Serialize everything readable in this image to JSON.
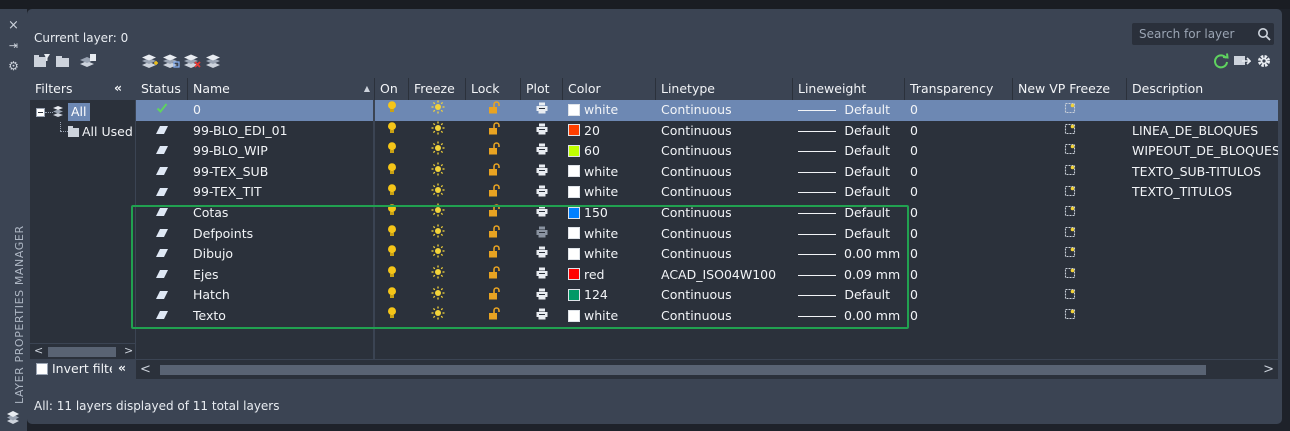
{
  "window": {
    "side_title": "LAYER PROPERTIES MANAGER",
    "close_glyph": "×",
    "autohide_glyph": "⇥",
    "properties_glyph": "⚙"
  },
  "header": {
    "current_layer": "Current layer: 0",
    "search_placeholder": "Search for layer"
  },
  "filters": {
    "header_label": "Filters",
    "collapse_glyph": "«",
    "tree": [
      {
        "label": "All",
        "selected": true
      },
      {
        "label": "All Used Layers",
        "selected": false
      }
    ],
    "scroll_left": "<",
    "scroll_right": ">",
    "invert_label": "Invert filter",
    "invert_checked": false,
    "invert_collapse_glyph": "«"
  },
  "columns": [
    "Status",
    "Name",
    "On",
    "Freeze",
    "Lock",
    "Plot",
    "Color",
    "Linetype",
    "Lineweight",
    "Transparency",
    "New VP Freeze",
    "Description"
  ],
  "sort_indicator": "▲",
  "layers": [
    {
      "status": "current",
      "name": "0",
      "color_name": "white",
      "color_hex": "#ffffff",
      "linetype": "Continuous",
      "lineweight": "Default",
      "transparency": "0",
      "description": "",
      "plot_enabled": true,
      "selected": true
    },
    {
      "status": "layer",
      "name": "99-BLO_EDI_01",
      "color_name": "20",
      "color_hex": "#ff3f00",
      "linetype": "Continuous",
      "lineweight": "Default",
      "transparency": "0",
      "description": "LINEA_DE_BLOQUES",
      "plot_enabled": true,
      "selected": false
    },
    {
      "status": "layer",
      "name": "99-BLO_WIP",
      "color_name": "60",
      "color_hex": "#bfff00",
      "linetype": "Continuous",
      "lineweight": "Default",
      "transparency": "0",
      "description": "WIPEOUT_DE_BLOQUES",
      "plot_enabled": true,
      "selected": false
    },
    {
      "status": "layer",
      "name": "99-TEX_SUB",
      "color_name": "white",
      "color_hex": "#ffffff",
      "linetype": "Continuous",
      "lineweight": "Default",
      "transparency": "0",
      "description": "TEXTO_SUB-TITULOS",
      "plot_enabled": true,
      "selected": false
    },
    {
      "status": "layer",
      "name": "99-TEX_TIT",
      "color_name": "white",
      "color_hex": "#ffffff",
      "linetype": "Continuous",
      "lineweight": "Default",
      "transparency": "0",
      "description": "TEXTO_TITULOS",
      "plot_enabled": true,
      "selected": false
    },
    {
      "status": "layer",
      "name": "Cotas",
      "color_name": "150",
      "color_hex": "#0080ff",
      "linetype": "Continuous",
      "lineweight": "Default",
      "transparency": "0",
      "description": "",
      "plot_enabled": true,
      "selected": false
    },
    {
      "status": "layer",
      "name": "Defpoints",
      "color_name": "white",
      "color_hex": "#ffffff",
      "linetype": "Continuous",
      "lineweight": "Default",
      "transparency": "0",
      "description": "",
      "plot_enabled": false,
      "selected": false
    },
    {
      "status": "layer",
      "name": "Dibujo",
      "color_name": "white",
      "color_hex": "#ffffff",
      "linetype": "Continuous",
      "lineweight": "0.00 mm",
      "transparency": "0",
      "description": "",
      "plot_enabled": true,
      "selected": false
    },
    {
      "status": "layer",
      "name": "Ejes",
      "color_name": "red",
      "color_hex": "#ff0000",
      "linetype": "ACAD_ISO04W100",
      "lineweight": "0.09 mm",
      "transparency": "0",
      "description": "",
      "plot_enabled": true,
      "selected": false
    },
    {
      "status": "layer",
      "name": "Hatch",
      "color_name": "124",
      "color_hex": "#009966",
      "linetype": "Continuous",
      "lineweight": "Default",
      "transparency": "0",
      "description": "",
      "plot_enabled": true,
      "selected": false
    },
    {
      "status": "layer",
      "name": "Texto",
      "color_name": "white",
      "color_hex": "#ffffff",
      "linetype": "Continuous",
      "lineweight": "0.00 mm",
      "transparency": "0",
      "description": "",
      "plot_enabled": true,
      "selected": false
    }
  ],
  "hscroll": {
    "left": "<",
    "right": ">"
  },
  "status_bar": "All: 11 layers displayed of 11 total layers",
  "colors": {
    "panel_bg": "#3b4453",
    "grid_bg": "#2b313b",
    "selection": "#6d88b3",
    "bulb_on": "#f5c518",
    "sun": "#f2d33a",
    "lock_open": "#e8a322",
    "check_green": "#5fd35f",
    "highlight_border": "#21a150"
  },
  "icons": {
    "on": "lightbulb-on-icon",
    "freeze": "sun-thawed-icon",
    "lock": "open-padlock-icon",
    "plot": "printer-icon",
    "vp_freeze": "viewport-freeze-icon",
    "status_current": "checkmark-icon",
    "status_layer": "layer-parallelogram-icon"
  }
}
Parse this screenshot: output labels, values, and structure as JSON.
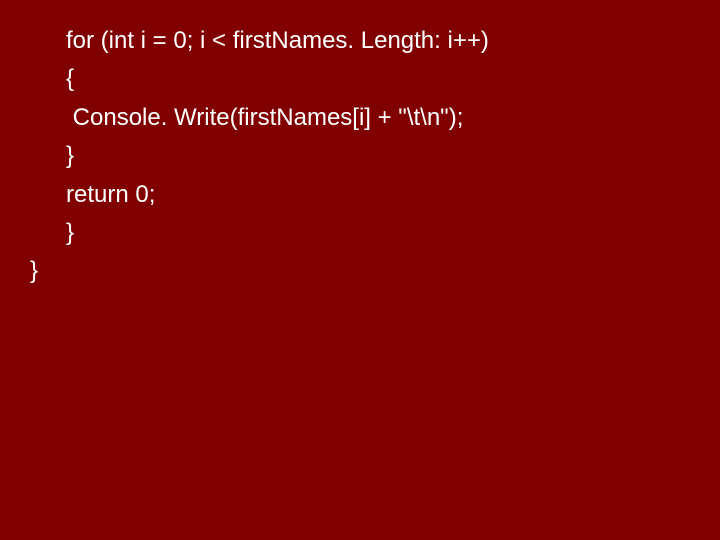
{
  "code": {
    "lines": [
      {
        "indent": 1,
        "text": "for (int i = 0; i < firstNames. Length: i++)"
      },
      {
        "indent": 1,
        "text": "{"
      },
      {
        "indent": 1,
        "text": " Console. Write(firstNames[i] + \"\\t\\n\");"
      },
      {
        "indent": 1,
        "text": "}"
      },
      {
        "indent": 1,
        "text": "return 0;"
      },
      {
        "indent": 1,
        "text": "}"
      },
      {
        "indent": 0,
        "text": "}"
      }
    ]
  }
}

==========

[WHAT IS REQUIRED]: Copy each line exactly, and leave the pictures out of your copy.

[PROBLEM SOLUTION]:
Serialize everything readable in this image to JSON.
{
  "window": {
    "side_title": "LAYER PROPERTIES MANAGER",
    "close_glyph": "×",
    "autohide_glyph": "⇥",
    "properties_glyph": "⚙"
  },
  "header": {
    "current_layer": "Current layer: 0",
    "search_placeholder": "Search for layer"
  },
  "filters": {
    "header_label": "Filters",
    "collapse_glyph": "«",
    "tree": [
      {
        "label": "All",
        "selected": true
      },
      {
        "label": "All Used Layers",
        "selected": false
      }
    ],
    "scroll_left": "<",
    "scroll_right": ">",
    "invert_label": "Invert filter",
    "invert_checked": false,
    "invert_collapse_glyph": "«"
  },
  "columns": [
    "Status",
    "Name",
    "On",
    "Freeze",
    "Lock",
    "Plot",
    "Color",
    "Linetype",
    "Lineweight",
    "Transparency",
    "New VP Freeze",
    "Description"
  ],
  "sort_indicator": "▲",
  "layers": [
    {
      "status": "current",
      "name": "0",
      "color_name": "white",
      "color_hex": "#ffffff",
      "linetype": "Continuous",
      "lineweight": "Default",
      "transparency": "0",
      "description": "",
      "plot_enabled": true,
      "selected": true
    },
    {
      "status": "layer",
      "name": "99-BLO_EDI_01",
      "color_name": "20",
      "color_hex": "#ff3f00",
      "linetype": "Continuous",
      "lineweight": "Default",
      "transparency": "0",
      "description": "LINEA_DE_BLOQUES",
      "plot_enabled": true,
      "selected": false
    },
    {
      "status": "layer",
      "name": "99-BLO_WIP",
      "color_name": "60",
      "color_hex": "#bfff00",
      "linetype": "Continuous",
      "lineweight": "Default",
      "transparency": "0",
      "description": "WIPEOUT_DE_BLOQUES",
      "plot_enabled": true,
      "selected": false
    },
    {
      "status": "layer",
      "name": "99-TEX_SUB",
      "color_name": "white",
      "color_hex": "#ffffff",
      "linetype": "Continuous",
      "lineweight": "Default",
      "transparency": "0",
      "description": "TEXTO_SUB-TITULOS",
      "plot_enabled": true,
      "selected": false
    },
    {
      "status": "layer",
      "name": "99-TEX_TIT",
      "color_name": "white",
      "color_hex": "#ffffff",
      "linetype": "Continuous",
      "lineweight": "Default",
      "transparency": "0",
      "description": "TEXTO_TITULOS",
      "plot_enabled": true,
      "selected": false
    },
    {
      "status": "layer",
      "name": "Cotas",
      "color_name": "150",
      "color_hex": "#0080ff",
      "linetype": "Continuous",
      "lineweight": "Default",
      "transparency": "0",
      "description": "",
      "plot_enabled": true,
      "selected": false
    },
    {
      "status": "layer",
      "name": "Defpoints",
      "color_name": "white",
      "color_hex": "#ffffff",
      "linetype": "Continuous",
      "lineweight": "Default",
      "transparency": "0",
      "description": "",
      "plot_enabled": false,
      "selected": false
    },
    {
      "status": "layer",
      "name": "Dibujo",
      "color_name": "white",
      "color_hex": "#ffffff",
      "linetype": "Continuous",
      "lineweight": "0.00 mm",
      "transparency": "0",
      "description": "",
      "plot_enabled": true,
      "selected": false
    },
    {
      "status": "layer",
      "name": "Ejes",
      "color_name": "red",
      "color_hex": "#ff0000",
      "linetype": "ACAD_ISO04W100",
      "lineweight": "0.09 mm",
      "transparency": "0",
      "description": "",
      "plot_enabled": true,
      "selected": false
    },
    {
      "status": "layer",
      "name": "Hatch",
      "color_name": "124",
      "color_hex": "#009966",
      "linetype": "Continuous",
      "lineweight": "Default",
      "transparency": "0",
      "description": "",
      "plot_enabled": true,
      "selected": false
    },
    {
      "status": "layer",
      "name": "Texto",
      "color_name": "white",
      "color_hex": "#ffffff",
      "linetype": "Continuous",
      "lineweight": "0.00 mm",
      "transparency": "0",
      "description": "",
      "plot_enabled": true,
      "selected": false
    }
  ],
  "hscroll": {
    "left": "<",
    "right": ">"
  },
  "status_bar": "All: 11 layers displayed of 11 total layers",
  "colors": {
    "panel_bg": "#3b4453",
    "grid_bg": "#2b313b",
    "selection": "#6d88b3",
    "bulb_on": "#f5c518",
    "sun": "#f2d33a",
    "lock_open": "#e8a322",
    "check_green": "#5fd35f",
    "highlight_border": "#21a150"
  },
  "icons": {
    "on": "lightbulb-on-icon",
    "freeze": "sun-thawed-icon",
    "lock": "open-padlock-icon",
    "plot": "printer-icon",
    "vp_freeze": "viewport-freeze-icon",
    "status_current": "checkmark-icon",
    "status_layer": "layer-parallelogram-icon"
  }
}
Parse this screenshot: output labels, values, and structure as JSON.
{
  "code": {
    "lines": [
      {
        "indent": 1,
        "text": "for (int i = 0; i < firstNames. Length: i++)"
      },
      {
        "indent": 1,
        "text": "{"
      },
      {
        "indent": 1,
        "text": " Console. Write(firstNames[i] + \"\\t\\n\");"
      },
      {
        "indent": 1,
        "text": "}"
      },
      {
        "indent": 1,
        "text": "return 0;"
      },
      {
        "indent": 1,
        "text": "}"
      },
      {
        "indent": 0,
        "text": "}"
      }
    ]
  }
}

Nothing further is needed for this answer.